═════ DATA FOR THE TASK ═════
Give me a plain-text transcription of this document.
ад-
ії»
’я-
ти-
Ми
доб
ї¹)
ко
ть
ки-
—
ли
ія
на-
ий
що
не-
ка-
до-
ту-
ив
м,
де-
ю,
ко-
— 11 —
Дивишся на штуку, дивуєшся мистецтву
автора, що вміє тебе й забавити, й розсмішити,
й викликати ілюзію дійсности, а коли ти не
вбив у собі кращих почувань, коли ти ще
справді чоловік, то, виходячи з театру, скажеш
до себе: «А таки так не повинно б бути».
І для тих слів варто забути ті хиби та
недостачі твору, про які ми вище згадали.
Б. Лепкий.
═════
═════ DATA FOR THE TASK ═════
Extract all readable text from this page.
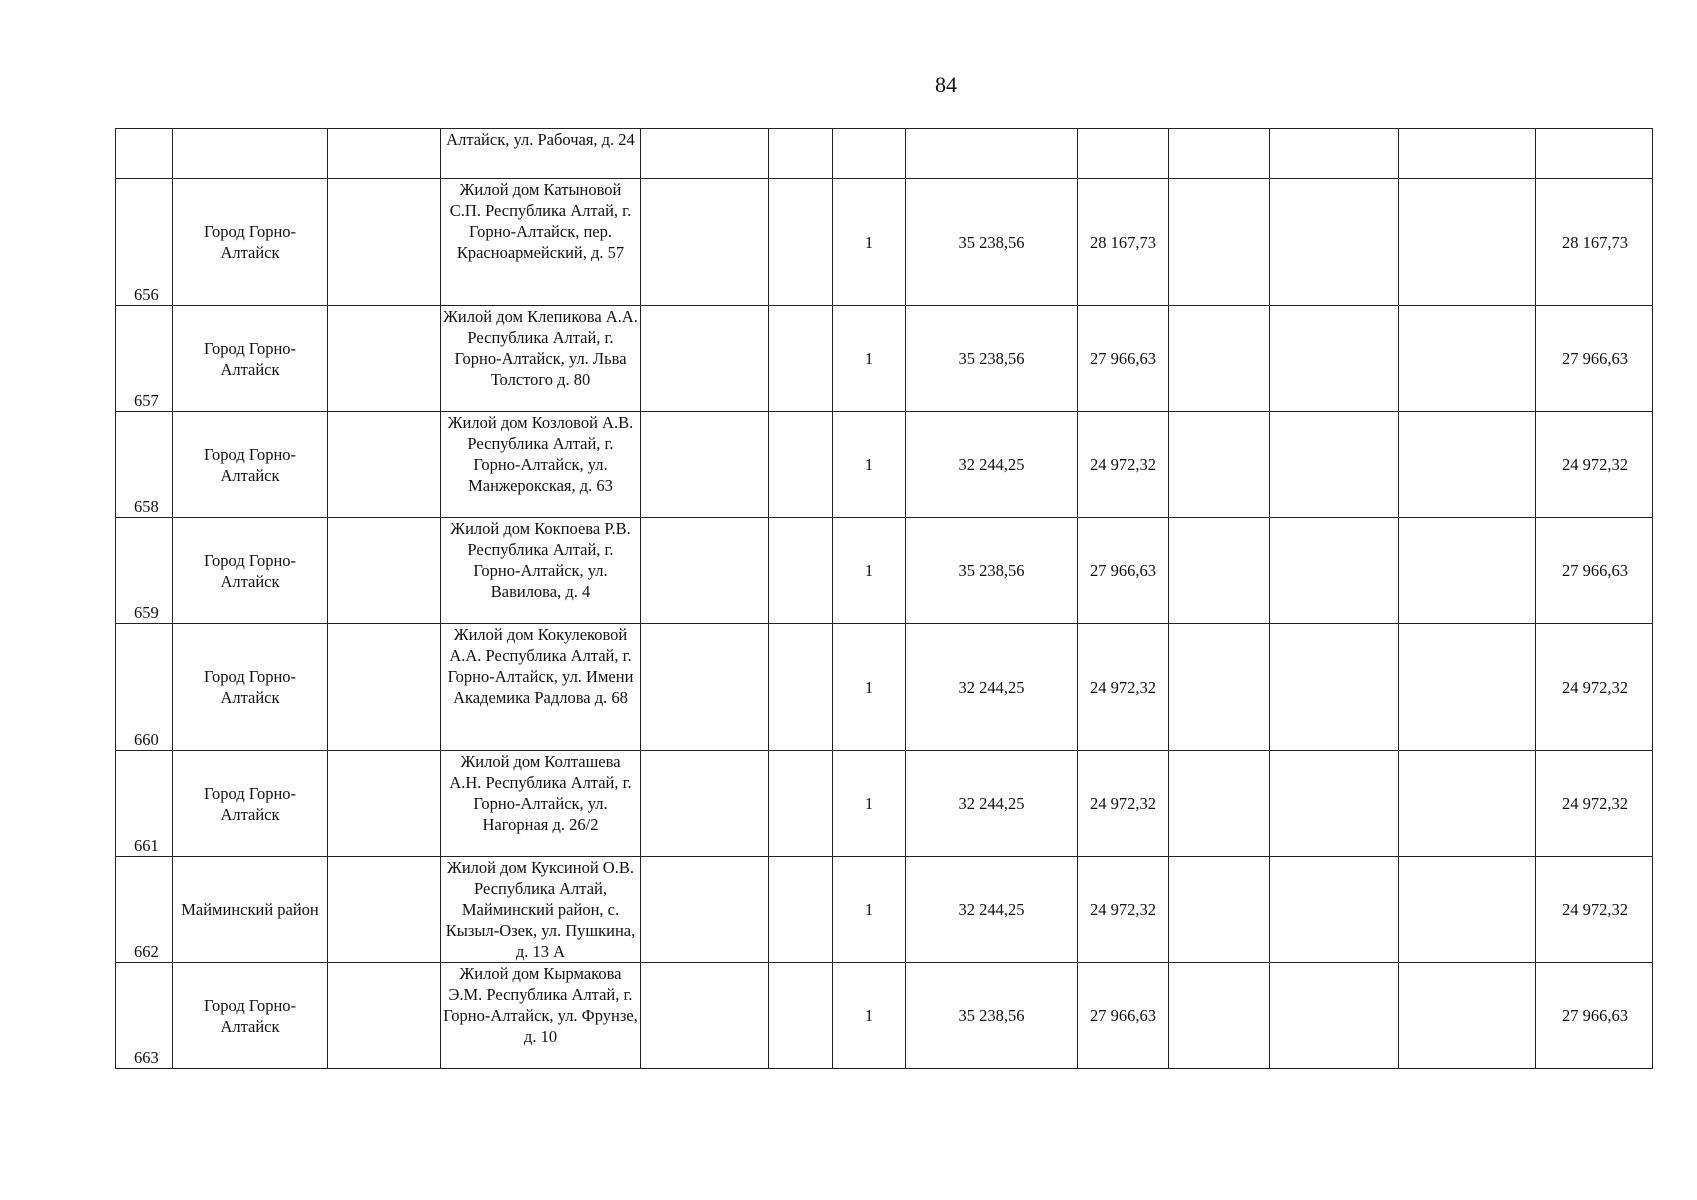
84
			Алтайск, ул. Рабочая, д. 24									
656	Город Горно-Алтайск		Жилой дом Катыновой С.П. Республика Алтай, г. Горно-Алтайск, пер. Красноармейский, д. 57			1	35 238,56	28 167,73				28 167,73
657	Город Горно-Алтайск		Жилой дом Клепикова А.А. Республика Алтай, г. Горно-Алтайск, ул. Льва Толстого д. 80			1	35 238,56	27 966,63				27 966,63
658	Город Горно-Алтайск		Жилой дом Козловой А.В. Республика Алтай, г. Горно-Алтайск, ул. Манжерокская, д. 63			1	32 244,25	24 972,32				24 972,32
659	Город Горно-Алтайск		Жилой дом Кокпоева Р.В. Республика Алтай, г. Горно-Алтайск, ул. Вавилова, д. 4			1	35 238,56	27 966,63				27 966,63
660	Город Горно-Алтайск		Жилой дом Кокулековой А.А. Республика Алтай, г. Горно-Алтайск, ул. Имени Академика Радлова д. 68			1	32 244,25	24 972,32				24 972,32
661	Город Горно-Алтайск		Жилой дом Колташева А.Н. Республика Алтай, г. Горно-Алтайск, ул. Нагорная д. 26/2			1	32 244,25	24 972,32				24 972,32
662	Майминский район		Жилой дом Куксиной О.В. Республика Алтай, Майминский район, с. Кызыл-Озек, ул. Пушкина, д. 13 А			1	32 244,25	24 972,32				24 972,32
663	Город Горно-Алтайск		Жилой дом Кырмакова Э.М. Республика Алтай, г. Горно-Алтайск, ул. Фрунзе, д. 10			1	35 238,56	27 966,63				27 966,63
═════
EXERCISE TASK>
Every line in the data that holds "text" should be copied out.

THE RESULT>
Give me a plain-text transcription of this document.
Extract all readable text from this page.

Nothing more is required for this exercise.